** START OF DATA SUPPLIED **

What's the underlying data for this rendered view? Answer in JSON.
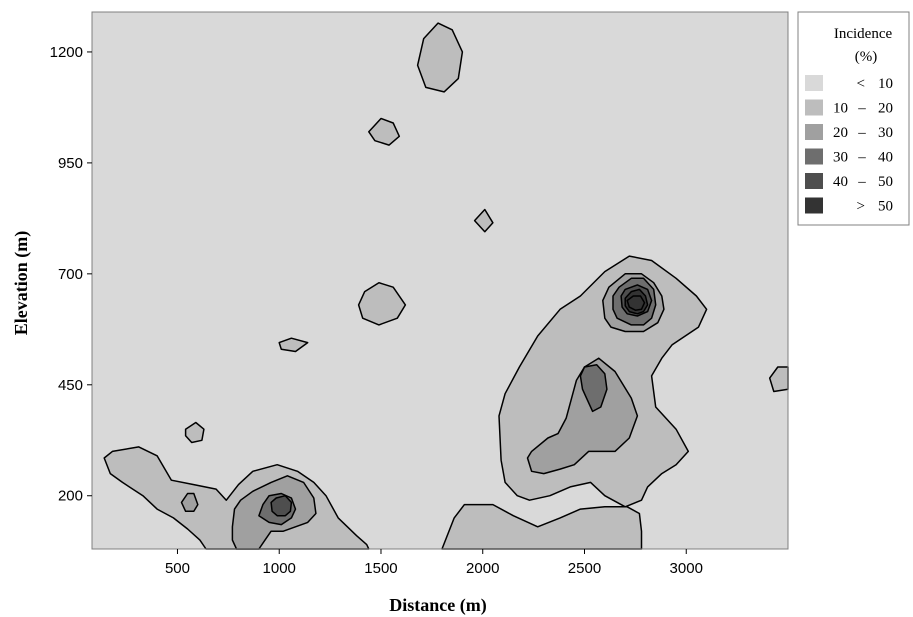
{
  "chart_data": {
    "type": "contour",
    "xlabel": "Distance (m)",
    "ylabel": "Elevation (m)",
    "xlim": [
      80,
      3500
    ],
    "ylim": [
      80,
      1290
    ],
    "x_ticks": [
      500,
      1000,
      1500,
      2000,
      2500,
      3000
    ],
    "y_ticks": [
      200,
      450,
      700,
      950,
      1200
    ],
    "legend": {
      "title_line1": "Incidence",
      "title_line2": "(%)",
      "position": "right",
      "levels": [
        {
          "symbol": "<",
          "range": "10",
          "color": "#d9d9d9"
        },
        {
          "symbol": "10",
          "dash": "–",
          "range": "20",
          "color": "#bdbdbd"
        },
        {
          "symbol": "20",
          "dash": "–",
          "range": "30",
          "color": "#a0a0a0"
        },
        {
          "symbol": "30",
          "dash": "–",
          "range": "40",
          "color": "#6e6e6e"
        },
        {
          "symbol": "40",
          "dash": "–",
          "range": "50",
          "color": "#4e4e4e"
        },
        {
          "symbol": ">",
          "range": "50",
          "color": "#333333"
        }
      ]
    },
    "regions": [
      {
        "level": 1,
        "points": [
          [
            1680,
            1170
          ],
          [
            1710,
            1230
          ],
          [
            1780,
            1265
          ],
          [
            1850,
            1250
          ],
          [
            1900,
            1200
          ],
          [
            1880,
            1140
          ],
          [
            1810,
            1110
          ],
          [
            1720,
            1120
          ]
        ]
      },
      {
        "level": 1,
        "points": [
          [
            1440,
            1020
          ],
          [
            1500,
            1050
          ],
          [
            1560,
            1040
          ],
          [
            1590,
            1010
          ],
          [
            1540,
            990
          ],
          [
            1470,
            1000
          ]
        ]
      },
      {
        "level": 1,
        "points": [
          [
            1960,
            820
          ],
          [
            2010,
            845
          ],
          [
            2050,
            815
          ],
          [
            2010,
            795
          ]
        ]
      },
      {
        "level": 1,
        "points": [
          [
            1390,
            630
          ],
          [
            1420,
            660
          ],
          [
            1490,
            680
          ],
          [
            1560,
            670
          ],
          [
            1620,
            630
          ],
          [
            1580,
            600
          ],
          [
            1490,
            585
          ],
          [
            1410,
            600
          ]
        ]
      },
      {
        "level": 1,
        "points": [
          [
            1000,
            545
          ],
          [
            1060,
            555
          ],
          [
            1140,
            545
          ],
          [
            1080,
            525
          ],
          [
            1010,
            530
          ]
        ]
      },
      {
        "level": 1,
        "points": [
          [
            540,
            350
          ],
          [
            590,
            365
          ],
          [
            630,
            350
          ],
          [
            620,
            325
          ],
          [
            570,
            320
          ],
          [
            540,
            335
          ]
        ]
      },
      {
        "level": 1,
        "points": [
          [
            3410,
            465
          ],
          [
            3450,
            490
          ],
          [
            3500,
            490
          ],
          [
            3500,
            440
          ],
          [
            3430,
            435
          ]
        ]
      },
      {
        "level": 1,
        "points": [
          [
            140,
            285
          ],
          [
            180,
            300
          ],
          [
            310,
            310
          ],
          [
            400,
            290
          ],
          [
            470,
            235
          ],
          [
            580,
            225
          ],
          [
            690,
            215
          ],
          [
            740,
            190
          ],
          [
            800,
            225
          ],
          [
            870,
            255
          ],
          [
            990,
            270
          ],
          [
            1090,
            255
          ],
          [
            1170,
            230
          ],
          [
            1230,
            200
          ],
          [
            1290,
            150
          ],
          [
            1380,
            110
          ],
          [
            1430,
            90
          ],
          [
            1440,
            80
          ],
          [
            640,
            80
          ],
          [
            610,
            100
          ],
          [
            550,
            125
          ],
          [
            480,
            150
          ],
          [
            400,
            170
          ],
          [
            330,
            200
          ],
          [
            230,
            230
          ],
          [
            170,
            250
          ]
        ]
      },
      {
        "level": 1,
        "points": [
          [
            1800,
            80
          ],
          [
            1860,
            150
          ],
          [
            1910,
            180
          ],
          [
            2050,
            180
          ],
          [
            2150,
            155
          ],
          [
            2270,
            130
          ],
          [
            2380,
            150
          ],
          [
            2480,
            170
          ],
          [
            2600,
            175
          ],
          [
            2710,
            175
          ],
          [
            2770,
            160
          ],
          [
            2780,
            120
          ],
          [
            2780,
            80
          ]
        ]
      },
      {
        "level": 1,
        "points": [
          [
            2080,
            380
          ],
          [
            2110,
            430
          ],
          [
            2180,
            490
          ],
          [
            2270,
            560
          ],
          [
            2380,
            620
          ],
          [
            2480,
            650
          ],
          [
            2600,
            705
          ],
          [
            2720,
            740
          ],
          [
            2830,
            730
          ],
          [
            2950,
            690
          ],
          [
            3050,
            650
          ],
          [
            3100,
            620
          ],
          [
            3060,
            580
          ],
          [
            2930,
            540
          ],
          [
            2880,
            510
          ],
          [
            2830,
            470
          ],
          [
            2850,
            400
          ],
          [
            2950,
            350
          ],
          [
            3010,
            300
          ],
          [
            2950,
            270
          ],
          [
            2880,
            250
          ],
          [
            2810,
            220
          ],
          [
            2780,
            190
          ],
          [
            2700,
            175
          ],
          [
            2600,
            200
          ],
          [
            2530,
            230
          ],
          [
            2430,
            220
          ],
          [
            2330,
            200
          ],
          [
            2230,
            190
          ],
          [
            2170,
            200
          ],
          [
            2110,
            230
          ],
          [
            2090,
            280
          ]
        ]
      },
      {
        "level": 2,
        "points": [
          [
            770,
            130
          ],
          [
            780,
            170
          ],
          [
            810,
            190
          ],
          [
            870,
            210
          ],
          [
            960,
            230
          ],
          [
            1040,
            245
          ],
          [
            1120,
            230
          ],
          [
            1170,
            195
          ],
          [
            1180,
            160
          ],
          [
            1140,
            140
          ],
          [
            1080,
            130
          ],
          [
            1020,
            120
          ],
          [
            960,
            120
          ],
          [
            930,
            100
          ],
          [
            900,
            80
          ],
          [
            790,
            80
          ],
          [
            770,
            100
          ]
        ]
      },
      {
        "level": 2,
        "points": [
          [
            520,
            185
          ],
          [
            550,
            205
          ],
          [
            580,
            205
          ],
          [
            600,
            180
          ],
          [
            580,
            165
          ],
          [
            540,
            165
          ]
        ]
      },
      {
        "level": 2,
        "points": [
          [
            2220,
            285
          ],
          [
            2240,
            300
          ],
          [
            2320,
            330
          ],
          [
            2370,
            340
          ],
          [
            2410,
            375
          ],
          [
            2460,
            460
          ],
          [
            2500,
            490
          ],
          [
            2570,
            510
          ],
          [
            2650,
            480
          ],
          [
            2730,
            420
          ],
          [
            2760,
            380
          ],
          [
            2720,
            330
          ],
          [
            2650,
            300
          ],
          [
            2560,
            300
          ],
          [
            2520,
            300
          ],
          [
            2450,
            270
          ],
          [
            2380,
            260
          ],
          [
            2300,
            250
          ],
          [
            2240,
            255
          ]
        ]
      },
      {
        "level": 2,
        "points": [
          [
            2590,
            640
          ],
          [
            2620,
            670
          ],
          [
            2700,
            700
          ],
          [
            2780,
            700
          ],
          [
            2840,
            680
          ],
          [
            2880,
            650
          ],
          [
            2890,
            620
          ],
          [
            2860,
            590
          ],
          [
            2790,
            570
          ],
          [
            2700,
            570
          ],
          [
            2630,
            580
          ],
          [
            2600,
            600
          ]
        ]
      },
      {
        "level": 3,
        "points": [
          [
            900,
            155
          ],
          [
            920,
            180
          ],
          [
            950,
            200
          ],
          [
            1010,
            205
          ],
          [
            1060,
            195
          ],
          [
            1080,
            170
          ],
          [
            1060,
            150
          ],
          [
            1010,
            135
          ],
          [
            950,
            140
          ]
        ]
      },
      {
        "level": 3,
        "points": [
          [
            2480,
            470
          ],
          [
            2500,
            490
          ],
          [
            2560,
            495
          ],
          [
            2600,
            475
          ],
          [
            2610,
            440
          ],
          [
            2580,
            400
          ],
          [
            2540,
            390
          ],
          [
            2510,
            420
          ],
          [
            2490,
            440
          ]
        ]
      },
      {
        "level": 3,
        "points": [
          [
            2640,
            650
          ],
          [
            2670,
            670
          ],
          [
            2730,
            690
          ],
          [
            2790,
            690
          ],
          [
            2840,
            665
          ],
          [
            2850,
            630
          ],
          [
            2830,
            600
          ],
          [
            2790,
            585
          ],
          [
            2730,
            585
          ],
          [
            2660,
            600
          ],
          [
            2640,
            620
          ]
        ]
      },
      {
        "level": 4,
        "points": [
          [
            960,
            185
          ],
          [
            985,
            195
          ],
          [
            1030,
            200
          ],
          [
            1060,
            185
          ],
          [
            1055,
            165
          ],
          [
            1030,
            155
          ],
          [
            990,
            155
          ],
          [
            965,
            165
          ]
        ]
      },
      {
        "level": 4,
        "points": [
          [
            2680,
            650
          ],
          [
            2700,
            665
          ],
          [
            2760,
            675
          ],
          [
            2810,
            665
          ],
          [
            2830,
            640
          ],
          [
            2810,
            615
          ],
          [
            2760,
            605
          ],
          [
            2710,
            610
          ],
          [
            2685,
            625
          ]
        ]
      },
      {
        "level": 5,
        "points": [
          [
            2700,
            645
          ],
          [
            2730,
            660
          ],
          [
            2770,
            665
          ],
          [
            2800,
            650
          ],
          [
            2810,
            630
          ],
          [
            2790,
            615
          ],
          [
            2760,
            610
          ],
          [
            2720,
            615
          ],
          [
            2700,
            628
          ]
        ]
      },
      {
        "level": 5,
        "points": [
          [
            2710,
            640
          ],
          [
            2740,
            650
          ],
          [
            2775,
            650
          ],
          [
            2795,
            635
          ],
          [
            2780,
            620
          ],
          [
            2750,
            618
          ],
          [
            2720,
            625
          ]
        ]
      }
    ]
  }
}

** END OF DATA SUPPLIED **
** START OF DATA SUPPLIED **

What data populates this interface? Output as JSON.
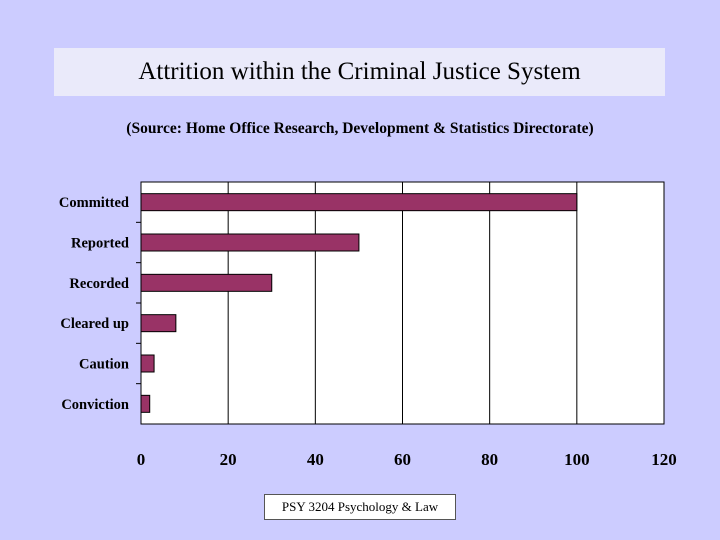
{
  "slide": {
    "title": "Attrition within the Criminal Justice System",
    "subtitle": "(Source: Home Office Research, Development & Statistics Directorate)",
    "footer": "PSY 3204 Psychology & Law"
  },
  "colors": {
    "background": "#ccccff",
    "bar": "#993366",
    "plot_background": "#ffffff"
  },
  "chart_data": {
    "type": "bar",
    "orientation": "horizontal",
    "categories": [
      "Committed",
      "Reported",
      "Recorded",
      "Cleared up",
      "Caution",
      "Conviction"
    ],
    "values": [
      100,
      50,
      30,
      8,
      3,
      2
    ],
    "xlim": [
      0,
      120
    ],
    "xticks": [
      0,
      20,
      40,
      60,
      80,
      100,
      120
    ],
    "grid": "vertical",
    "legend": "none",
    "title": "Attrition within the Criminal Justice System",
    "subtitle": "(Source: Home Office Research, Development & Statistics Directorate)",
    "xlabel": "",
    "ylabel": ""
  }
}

** END OF DATA SUPPLIED **
** START OF DATA SUPPLIED **

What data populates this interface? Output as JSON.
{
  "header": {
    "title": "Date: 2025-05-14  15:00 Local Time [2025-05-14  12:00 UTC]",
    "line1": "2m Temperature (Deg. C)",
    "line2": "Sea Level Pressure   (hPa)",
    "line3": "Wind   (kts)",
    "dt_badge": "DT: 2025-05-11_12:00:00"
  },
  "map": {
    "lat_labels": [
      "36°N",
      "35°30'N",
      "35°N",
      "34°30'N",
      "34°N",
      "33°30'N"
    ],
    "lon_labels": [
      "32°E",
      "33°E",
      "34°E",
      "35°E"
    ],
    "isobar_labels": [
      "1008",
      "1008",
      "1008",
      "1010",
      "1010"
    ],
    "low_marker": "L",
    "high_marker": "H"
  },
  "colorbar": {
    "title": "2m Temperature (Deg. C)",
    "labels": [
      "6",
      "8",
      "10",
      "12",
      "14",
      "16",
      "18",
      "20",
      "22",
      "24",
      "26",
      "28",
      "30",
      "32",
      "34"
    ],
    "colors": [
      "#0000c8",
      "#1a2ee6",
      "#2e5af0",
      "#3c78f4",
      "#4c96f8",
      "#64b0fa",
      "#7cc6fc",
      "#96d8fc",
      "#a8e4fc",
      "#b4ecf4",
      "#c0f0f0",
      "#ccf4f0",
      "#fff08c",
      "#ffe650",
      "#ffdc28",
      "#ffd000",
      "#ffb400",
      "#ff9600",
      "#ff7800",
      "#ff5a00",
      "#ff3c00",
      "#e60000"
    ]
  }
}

** END OF DATA SUPPLIED **

**WHAT IS ASKED**
Search the lines for "symbol". Copy each line that has it.

**SOLUTION TO THE EXERCISE**
          "symbol": "<",
          "symbol": "10",
          "symbol": "20",
          "symbol": "30",
          "symbol": "40",
          "symbol": ">",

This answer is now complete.